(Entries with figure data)
>>>>
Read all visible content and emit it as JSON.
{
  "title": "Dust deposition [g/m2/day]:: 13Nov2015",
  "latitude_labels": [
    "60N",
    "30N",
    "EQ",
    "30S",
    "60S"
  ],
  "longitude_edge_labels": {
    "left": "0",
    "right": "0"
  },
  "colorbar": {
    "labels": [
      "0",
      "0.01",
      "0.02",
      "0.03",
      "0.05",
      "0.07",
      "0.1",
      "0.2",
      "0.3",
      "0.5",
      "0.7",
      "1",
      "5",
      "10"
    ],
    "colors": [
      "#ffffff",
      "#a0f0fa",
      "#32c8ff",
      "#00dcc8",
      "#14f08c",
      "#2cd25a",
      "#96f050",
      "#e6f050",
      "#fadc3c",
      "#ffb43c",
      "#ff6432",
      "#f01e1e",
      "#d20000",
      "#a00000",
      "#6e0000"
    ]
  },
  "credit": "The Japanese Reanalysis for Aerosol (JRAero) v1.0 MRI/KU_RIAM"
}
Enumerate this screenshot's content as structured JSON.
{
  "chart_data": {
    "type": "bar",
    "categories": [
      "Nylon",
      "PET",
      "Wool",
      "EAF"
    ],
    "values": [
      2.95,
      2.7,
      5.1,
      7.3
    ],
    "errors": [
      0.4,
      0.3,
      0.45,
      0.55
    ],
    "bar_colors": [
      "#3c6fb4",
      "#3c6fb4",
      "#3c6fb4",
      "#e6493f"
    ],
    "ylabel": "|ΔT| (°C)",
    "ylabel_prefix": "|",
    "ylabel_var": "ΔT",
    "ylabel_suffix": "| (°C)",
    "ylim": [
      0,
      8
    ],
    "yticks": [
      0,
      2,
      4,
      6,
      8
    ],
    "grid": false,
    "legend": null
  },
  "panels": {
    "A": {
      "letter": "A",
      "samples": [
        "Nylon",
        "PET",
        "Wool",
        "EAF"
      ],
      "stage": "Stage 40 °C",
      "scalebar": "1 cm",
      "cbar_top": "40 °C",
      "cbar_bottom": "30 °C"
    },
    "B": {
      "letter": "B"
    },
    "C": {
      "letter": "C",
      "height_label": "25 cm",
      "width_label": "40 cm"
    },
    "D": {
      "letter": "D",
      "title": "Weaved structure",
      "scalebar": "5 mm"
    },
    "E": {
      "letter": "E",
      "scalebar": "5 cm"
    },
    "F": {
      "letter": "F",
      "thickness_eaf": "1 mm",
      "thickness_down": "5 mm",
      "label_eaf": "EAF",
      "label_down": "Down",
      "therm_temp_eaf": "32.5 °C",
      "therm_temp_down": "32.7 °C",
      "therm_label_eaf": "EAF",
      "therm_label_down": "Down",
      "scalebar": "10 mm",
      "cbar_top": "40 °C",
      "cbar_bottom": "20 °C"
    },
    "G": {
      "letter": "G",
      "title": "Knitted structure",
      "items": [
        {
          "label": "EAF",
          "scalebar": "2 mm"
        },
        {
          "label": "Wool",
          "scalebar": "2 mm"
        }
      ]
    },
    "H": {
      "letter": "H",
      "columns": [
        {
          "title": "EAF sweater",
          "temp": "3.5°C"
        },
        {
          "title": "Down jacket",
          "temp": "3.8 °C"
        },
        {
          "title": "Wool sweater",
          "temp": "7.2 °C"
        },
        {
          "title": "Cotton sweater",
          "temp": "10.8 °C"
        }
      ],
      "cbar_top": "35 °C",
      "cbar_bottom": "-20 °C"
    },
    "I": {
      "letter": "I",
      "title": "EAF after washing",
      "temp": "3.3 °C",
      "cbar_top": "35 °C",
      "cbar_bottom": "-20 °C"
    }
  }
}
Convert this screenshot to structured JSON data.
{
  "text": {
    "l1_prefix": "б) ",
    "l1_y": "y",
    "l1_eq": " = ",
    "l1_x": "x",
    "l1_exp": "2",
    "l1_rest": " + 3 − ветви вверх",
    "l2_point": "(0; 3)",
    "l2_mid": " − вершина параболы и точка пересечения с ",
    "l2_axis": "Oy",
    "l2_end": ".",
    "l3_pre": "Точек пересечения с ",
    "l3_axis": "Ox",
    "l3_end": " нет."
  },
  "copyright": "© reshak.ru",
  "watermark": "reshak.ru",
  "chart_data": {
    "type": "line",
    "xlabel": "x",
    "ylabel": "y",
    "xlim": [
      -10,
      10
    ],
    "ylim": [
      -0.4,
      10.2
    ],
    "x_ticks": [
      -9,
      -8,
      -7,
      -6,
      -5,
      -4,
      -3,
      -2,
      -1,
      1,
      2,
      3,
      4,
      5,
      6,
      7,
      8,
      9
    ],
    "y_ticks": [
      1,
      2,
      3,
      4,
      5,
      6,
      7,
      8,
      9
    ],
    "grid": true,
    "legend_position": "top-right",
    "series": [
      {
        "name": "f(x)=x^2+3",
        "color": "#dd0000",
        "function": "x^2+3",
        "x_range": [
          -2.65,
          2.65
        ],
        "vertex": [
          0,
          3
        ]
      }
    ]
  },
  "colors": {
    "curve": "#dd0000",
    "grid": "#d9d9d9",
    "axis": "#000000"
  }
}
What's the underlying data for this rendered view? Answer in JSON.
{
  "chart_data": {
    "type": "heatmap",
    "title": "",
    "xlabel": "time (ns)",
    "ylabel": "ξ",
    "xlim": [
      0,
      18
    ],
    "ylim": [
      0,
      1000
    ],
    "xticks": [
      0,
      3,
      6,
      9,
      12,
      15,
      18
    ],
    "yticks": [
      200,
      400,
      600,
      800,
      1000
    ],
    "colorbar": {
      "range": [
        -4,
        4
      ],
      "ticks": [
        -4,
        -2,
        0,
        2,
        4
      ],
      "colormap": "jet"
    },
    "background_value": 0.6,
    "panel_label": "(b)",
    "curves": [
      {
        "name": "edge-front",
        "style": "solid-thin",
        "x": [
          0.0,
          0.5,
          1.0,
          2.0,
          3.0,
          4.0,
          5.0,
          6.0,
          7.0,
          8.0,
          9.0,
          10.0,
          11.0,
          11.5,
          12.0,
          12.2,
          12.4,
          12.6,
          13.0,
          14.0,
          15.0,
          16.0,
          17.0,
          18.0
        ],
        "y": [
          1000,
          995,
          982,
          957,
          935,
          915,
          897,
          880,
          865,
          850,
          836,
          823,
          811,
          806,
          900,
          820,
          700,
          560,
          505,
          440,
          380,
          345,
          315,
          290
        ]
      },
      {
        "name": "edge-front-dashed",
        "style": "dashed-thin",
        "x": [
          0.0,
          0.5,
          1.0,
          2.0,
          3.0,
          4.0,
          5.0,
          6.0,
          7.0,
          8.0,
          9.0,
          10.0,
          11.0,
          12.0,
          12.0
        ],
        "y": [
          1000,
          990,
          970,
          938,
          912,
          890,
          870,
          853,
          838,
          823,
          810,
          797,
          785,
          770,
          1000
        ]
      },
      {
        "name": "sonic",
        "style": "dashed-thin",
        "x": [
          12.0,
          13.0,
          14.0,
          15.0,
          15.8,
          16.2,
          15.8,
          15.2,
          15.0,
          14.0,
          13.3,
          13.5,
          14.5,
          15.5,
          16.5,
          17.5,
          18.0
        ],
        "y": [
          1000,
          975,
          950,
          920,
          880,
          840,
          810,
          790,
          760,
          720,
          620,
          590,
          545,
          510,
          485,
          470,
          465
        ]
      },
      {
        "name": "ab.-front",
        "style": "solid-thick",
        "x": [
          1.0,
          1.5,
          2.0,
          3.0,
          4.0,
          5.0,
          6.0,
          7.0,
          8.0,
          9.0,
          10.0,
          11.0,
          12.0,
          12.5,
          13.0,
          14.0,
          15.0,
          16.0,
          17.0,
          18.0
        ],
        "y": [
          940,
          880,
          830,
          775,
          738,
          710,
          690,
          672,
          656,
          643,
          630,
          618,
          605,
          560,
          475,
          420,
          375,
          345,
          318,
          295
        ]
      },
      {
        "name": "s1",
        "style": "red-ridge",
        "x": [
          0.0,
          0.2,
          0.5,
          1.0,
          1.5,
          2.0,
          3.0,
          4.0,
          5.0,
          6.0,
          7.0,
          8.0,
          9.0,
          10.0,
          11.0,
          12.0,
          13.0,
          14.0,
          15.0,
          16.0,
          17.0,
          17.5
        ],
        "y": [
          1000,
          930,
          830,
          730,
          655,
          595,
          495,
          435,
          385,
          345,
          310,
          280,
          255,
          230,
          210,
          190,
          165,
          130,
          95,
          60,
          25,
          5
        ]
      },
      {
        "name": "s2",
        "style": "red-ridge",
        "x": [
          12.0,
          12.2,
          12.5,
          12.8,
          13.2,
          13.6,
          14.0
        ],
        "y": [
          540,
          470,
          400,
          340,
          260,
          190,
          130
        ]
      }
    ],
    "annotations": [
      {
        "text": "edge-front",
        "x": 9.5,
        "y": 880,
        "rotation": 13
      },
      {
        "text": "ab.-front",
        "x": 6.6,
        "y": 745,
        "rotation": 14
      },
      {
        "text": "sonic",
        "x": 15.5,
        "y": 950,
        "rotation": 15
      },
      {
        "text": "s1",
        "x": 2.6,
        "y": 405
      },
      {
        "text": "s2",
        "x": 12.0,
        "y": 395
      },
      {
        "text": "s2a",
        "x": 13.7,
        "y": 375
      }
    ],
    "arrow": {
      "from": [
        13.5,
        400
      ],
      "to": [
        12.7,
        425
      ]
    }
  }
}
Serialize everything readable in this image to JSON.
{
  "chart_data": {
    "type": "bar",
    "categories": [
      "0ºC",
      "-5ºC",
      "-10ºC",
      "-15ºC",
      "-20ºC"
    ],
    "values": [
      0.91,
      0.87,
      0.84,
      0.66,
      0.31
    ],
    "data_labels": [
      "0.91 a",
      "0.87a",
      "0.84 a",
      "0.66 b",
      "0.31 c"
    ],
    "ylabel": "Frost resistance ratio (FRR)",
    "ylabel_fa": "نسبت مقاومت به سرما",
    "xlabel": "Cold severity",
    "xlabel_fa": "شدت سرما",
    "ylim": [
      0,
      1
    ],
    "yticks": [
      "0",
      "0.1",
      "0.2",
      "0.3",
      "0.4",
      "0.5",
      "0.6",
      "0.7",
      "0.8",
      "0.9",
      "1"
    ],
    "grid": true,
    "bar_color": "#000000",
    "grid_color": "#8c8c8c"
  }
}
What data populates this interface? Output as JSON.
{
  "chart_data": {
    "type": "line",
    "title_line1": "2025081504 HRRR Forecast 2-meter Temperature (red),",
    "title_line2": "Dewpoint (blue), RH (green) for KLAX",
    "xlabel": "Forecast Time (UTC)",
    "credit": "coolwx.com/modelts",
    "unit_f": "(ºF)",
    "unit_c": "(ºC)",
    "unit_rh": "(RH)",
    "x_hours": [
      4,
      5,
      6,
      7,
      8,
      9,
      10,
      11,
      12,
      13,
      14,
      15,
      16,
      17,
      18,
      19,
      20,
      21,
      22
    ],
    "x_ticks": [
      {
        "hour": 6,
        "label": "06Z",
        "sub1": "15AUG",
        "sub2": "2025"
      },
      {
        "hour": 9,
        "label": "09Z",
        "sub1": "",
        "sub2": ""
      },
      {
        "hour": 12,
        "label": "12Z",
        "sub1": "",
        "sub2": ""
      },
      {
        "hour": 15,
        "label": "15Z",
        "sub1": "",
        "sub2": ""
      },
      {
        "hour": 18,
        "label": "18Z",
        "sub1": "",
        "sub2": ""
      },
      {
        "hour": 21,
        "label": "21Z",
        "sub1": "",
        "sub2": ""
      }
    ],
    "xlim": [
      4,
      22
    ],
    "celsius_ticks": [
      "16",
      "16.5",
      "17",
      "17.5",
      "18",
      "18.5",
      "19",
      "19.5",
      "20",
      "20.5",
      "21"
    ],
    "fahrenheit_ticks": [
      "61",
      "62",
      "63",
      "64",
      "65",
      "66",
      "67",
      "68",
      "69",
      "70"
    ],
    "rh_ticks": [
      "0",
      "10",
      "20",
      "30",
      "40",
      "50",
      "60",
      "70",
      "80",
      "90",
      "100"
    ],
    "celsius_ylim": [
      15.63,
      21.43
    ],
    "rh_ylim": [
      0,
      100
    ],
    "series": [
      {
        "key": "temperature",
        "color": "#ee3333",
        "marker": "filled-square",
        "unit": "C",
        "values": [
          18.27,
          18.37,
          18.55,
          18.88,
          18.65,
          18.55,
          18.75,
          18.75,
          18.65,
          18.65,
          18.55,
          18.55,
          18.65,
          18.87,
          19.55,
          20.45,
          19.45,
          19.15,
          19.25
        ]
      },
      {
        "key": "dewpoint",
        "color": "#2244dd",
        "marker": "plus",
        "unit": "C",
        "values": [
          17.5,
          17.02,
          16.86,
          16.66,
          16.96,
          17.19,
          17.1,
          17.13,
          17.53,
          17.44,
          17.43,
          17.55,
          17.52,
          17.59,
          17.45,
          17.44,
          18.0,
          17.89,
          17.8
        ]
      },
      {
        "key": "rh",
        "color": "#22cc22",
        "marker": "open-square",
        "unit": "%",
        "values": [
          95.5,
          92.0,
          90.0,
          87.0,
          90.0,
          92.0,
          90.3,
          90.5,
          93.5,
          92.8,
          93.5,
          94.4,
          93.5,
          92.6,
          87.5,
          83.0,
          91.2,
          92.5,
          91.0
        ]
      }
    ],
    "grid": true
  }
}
<<<<
> The task
Extract every line above that contains the word "пересечения".

> Response
    "l2_mid": " − вершина параболы и точка пересечения с ",
    "l3_pre": "Точек пересечения с ",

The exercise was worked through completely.